## What the exercise asks
Sort through the data and copy the lines holding the word "FanController".

## Recorded information
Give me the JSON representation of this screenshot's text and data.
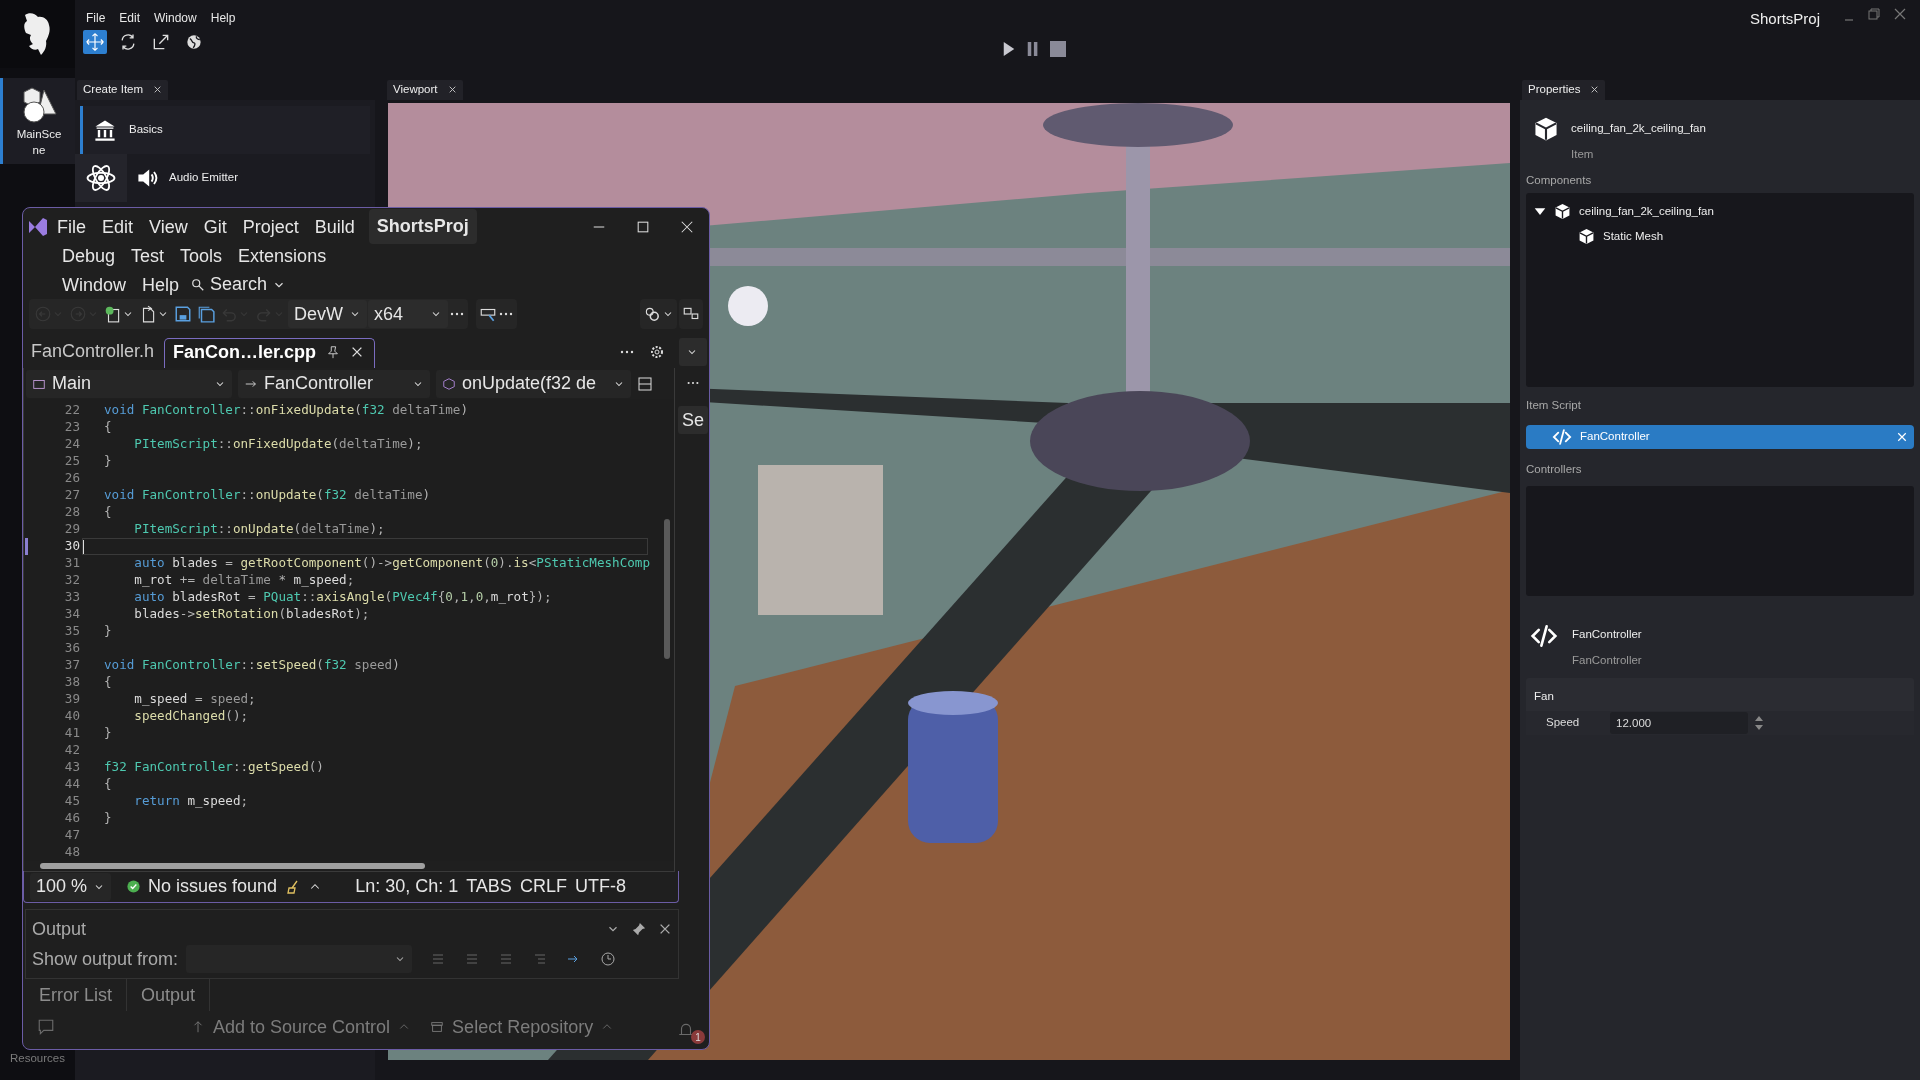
{
  "app": {
    "title": "ShortsProj",
    "menu": [
      "File",
      "Edit",
      "Window",
      "Help"
    ],
    "tools": [
      {
        "selected": true
      },
      {
        "selected": false
      },
      {
        "selected": false
      },
      {
        "selected": false
      }
    ]
  },
  "sidebar": {
    "items": [
      {
        "label": "MainScene",
        "selected": true
      },
      {
        "label": "Resources",
        "selected": false
      }
    ]
  },
  "create_panel": {
    "tab": "Create Item",
    "items": [
      {
        "label": "Basics",
        "selected": true
      },
      {
        "label": "Audio Emitter",
        "selected": false
      }
    ]
  },
  "viewport": {
    "tab": "Viewport",
    "kind": "picture"
  },
  "properties": {
    "tab": "Properties",
    "item": {
      "name": "ceiling_fan_2k_ceiling_fan",
      "type": "Item"
    },
    "components_label": "Components",
    "components": [
      {
        "label": "ceiling_fan_2k_ceiling_fan",
        "expanded": true,
        "children": [
          {
            "label": "Static Mesh"
          }
        ]
      }
    ],
    "script_label": "Item Script",
    "script": "FanController",
    "controllers_label": "Controllers",
    "controller": {
      "name": "FanController",
      "class": "FanController"
    },
    "group": "Fan",
    "fields": [
      {
        "label": "Speed",
        "value": "12.000"
      }
    ]
  },
  "ide": {
    "menu": [
      [
        "File",
        "Edit",
        "View",
        "Git",
        "Project",
        "Build"
      ],
      [
        "Debug",
        "Test",
        "Tools",
        "Extensions"
      ],
      [
        "Window",
        "Help"
      ]
    ],
    "search": "Search",
    "solution": "ShortsProj",
    "toolbar": [
      {
        "kind": "back",
        "disabled": true
      },
      {
        "kind": "forward",
        "disabled": true
      },
      {
        "kind": "new",
        "disabled": false
      },
      {
        "kind": "open",
        "disabled": false
      },
      {
        "kind": "save",
        "disabled": false
      },
      {
        "kind": "saveall",
        "disabled": false
      },
      {
        "kind": "undo",
        "disabled": true
      },
      {
        "kind": "redo",
        "disabled": true
      }
    ],
    "config": "DevW",
    "platform": "x64",
    "tabs": [
      {
        "label": "FanController.h",
        "selected": false
      },
      {
        "label": "FanCon…ler.cpp",
        "selected": true
      }
    ],
    "nav": [
      "Main",
      "FanController",
      "onUpdate(f32 de"
    ],
    "side_tab": "Se",
    "lines": [
      {
        "number": "22",
        "current": false,
        "tokens": [
          {
            "kind": "kw",
            "text": "void "
          },
          {
            "kind": "ty",
            "text": "FanController"
          },
          {
            "kind": "op",
            "text": "::"
          },
          {
            "kind": "fn",
            "text": "onFixedUpdate"
          },
          {
            "kind": "op",
            "text": "("
          },
          {
            "kind": "ty",
            "text": "f32"
          },
          {
            "kind": "pa",
            "text": " deltaTime"
          },
          {
            "kind": "op",
            "text": ")"
          }
        ]
      },
      {
        "number": "23",
        "current": false,
        "tokens": [
          {
            "kind": "op",
            "text": "{"
          }
        ]
      },
      {
        "number": "24",
        "current": false,
        "tokens": [
          {
            "kind": "ty",
            "text": "    PItemScript"
          },
          {
            "kind": "op",
            "text": "::"
          },
          {
            "kind": "fn",
            "text": "onFixedUpdate"
          },
          {
            "kind": "op",
            "text": "("
          },
          {
            "kind": "pa",
            "text": "deltaTime"
          },
          {
            "kind": "op",
            "text": ");"
          }
        ]
      },
      {
        "number": "25",
        "current": false,
        "tokens": [
          {
            "kind": "op",
            "text": "}"
          }
        ]
      },
      {
        "number": "26",
        "current": false
      },
      {
        "number": "27",
        "current": false,
        "tokens": [
          {
            "kind": "kw",
            "text": "void "
          },
          {
            "kind": "ty",
            "text": "FanController"
          },
          {
            "kind": "op",
            "text": "::"
          },
          {
            "kind": "fn",
            "text": "onUpdate"
          },
          {
            "kind": "op",
            "text": "("
          },
          {
            "kind": "ty",
            "text": "f32"
          },
          {
            "kind": "pa",
            "text": " deltaTime"
          },
          {
            "kind": "op",
            "text": ")"
          }
        ]
      },
      {
        "number": "28",
        "current": false,
        "tokens": [
          {
            "kind": "op",
            "text": "{"
          }
        ]
      },
      {
        "number": "29",
        "current": false,
        "tokens": [
          {
            "kind": "ty",
            "text": "    PItemScript"
          },
          {
            "kind": "op",
            "text": "::"
          },
          {
            "kind": "fn",
            "text": "onUpdate"
          },
          {
            "kind": "op",
            "text": "("
          },
          {
            "kind": "pa",
            "text": "deltaTime"
          },
          {
            "kind": "op",
            "text": ");"
          }
        ]
      },
      {
        "number": "30",
        "current": true
      },
      {
        "number": "31",
        "current": false,
        "tokens": [
          {
            "kind": "kw",
            "text": "    auto"
          },
          {
            "kind": "va",
            "text": " blades"
          },
          {
            "kind": "op",
            "text": " = "
          },
          {
            "kind": "fn",
            "text": "getRootComponent"
          },
          {
            "kind": "op",
            "text": "()->"
          },
          {
            "kind": "fn",
            "text": "getComponent"
          },
          {
            "kind": "op",
            "text": "("
          },
          {
            "kind": "nu",
            "text": "0"
          },
          {
            "kind": "op",
            "text": ")."
          },
          {
            "kind": "fn",
            "text": "is"
          },
          {
            "kind": "op",
            "text": "<"
          },
          {
            "kind": "ty",
            "text": "PStaticMeshComp"
          }
        ]
      },
      {
        "number": "32",
        "current": false,
        "tokens": [
          {
            "kind": "va",
            "text": "    m_rot"
          },
          {
            "kind": "op",
            "text": " += "
          },
          {
            "kind": "pa",
            "text": "deltaTime"
          },
          {
            "kind": "op",
            "text": " * "
          },
          {
            "kind": "va",
            "text": "m_speed"
          },
          {
            "kind": "op",
            "text": ";"
          }
        ]
      },
      {
        "number": "33",
        "current": false,
        "tokens": [
          {
            "kind": "kw",
            "text": "    auto"
          },
          {
            "kind": "va",
            "text": " bladesRot"
          },
          {
            "kind": "op",
            "text": " = "
          },
          {
            "kind": "ty",
            "text": "PQuat"
          },
          {
            "kind": "op",
            "text": "::"
          },
          {
            "kind": "fn",
            "text": "axisAngle"
          },
          {
            "kind": "op",
            "text": "("
          },
          {
            "kind": "ty",
            "text": "PVec4f"
          },
          {
            "kind": "op",
            "text": "{"
          },
          {
            "kind": "nu",
            "text": "0"
          },
          {
            "kind": "op",
            "text": ","
          },
          {
            "kind": "nu",
            "text": "1"
          },
          {
            "kind": "op",
            "text": ","
          },
          {
            "kind": "nu",
            "text": "0"
          },
          {
            "kind": "op",
            "text": ","
          },
          {
            "kind": "va",
            "text": "m_rot"
          },
          {
            "kind": "op",
            "text": "});"
          }
        ]
      },
      {
        "number": "34",
        "current": false,
        "tokens": [
          {
            "kind": "va",
            "text": "    blades"
          },
          {
            "kind": "op",
            "text": "->"
          },
          {
            "kind": "fn",
            "text": "setRotation"
          },
          {
            "kind": "op",
            "text": "("
          },
          {
            "kind": "va",
            "text": "bladesRot"
          },
          {
            "kind": "op",
            "text": ");"
          }
        ]
      },
      {
        "number": "35",
        "current": false,
        "tokens": [
          {
            "kind": "op",
            "text": "}"
          }
        ]
      },
      {
        "number": "36",
        "current": false
      },
      {
        "number": "37",
        "current": false,
        "tokens": [
          {
            "kind": "kw",
            "text": "void "
          },
          {
            "kind": "ty",
            "text": "FanController"
          },
          {
            "kind": "op",
            "text": "::"
          },
          {
            "kind": "fn",
            "text": "setSpeed"
          },
          {
            "kind": "op",
            "text": "("
          },
          {
            "kind": "ty",
            "text": "f32"
          },
          {
            "kind": "pa",
            "text": " speed"
          },
          {
            "kind": "op",
            "text": ")"
          }
        ]
      },
      {
        "number": "38",
        "current": false,
        "tokens": [
          {
            "kind": "op",
            "text": "{"
          }
        ]
      },
      {
        "number": "39",
        "current": false,
        "tokens": [
          {
            "kind": "va",
            "text": "    m_speed"
          },
          {
            "kind": "op",
            "text": " = "
          },
          {
            "kind": "pa",
            "text": "speed"
          },
          {
            "kind": "op",
            "text": ";"
          }
        ]
      },
      {
        "number": "40",
        "current": false,
        "tokens": [
          {
            "kind": "fn",
            "text": "    speedChanged"
          },
          {
            "kind": "op",
            "text": "();"
          }
        ]
      },
      {
        "number": "41",
        "current": false,
        "tokens": [
          {
            "kind": "op",
            "text": "}"
          }
        ]
      },
      {
        "number": "42",
        "current": false
      },
      {
        "number": "43",
        "current": false,
        "tokens": [
          {
            "kind": "ty",
            "text": "f32 FanController"
          },
          {
            "kind": "op",
            "text": "::"
          },
          {
            "kind": "fn",
            "text": "getSpeed"
          },
          {
            "kind": "op",
            "text": "()"
          }
        ]
      },
      {
        "number": "44",
        "current": false,
        "tokens": [
          {
            "kind": "op",
            "text": "{"
          }
        ]
      },
      {
        "number": "45",
        "current": false,
        "tokens": [
          {
            "kind": "kw",
            "text": "    return"
          },
          {
            "kind": "va",
            "text": " m_speed"
          },
          {
            "kind": "op",
            "text": ";"
          }
        ]
      },
      {
        "number": "46",
        "current": false,
        "tokens": [
          {
            "kind": "op",
            "text": "}"
          }
        ]
      },
      {
        "number": "47",
        "current": false
      },
      {
        "number": "48",
        "current": false
      }
    ],
    "status": {
      "zoom": "100 %",
      "issues": "No issues found",
      "position": "Ln: 30, Ch: 1",
      "indent": "TABS",
      "eol": "CRLF",
      "encoding": "UTF-8"
    },
    "output": {
      "title": "Output",
      "source_label": "Show output from:"
    },
    "bottom_tabs": [
      {
        "label": "Error List"
      },
      {
        "label": "Output"
      }
    ],
    "statusbar": {
      "source_control": "Add to Source Control",
      "repository": "Select Repository",
      "notifications": "1"
    }
  }
}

## Task answer
    "script": "FanController",
      "name": "FanController",
      "class": "FanController"
        "label": "FanController.h",
      "FanController",
            "text": "FanController"
            "text": "FanController"
            "text": "FanController"
            "text": "f32 FanController"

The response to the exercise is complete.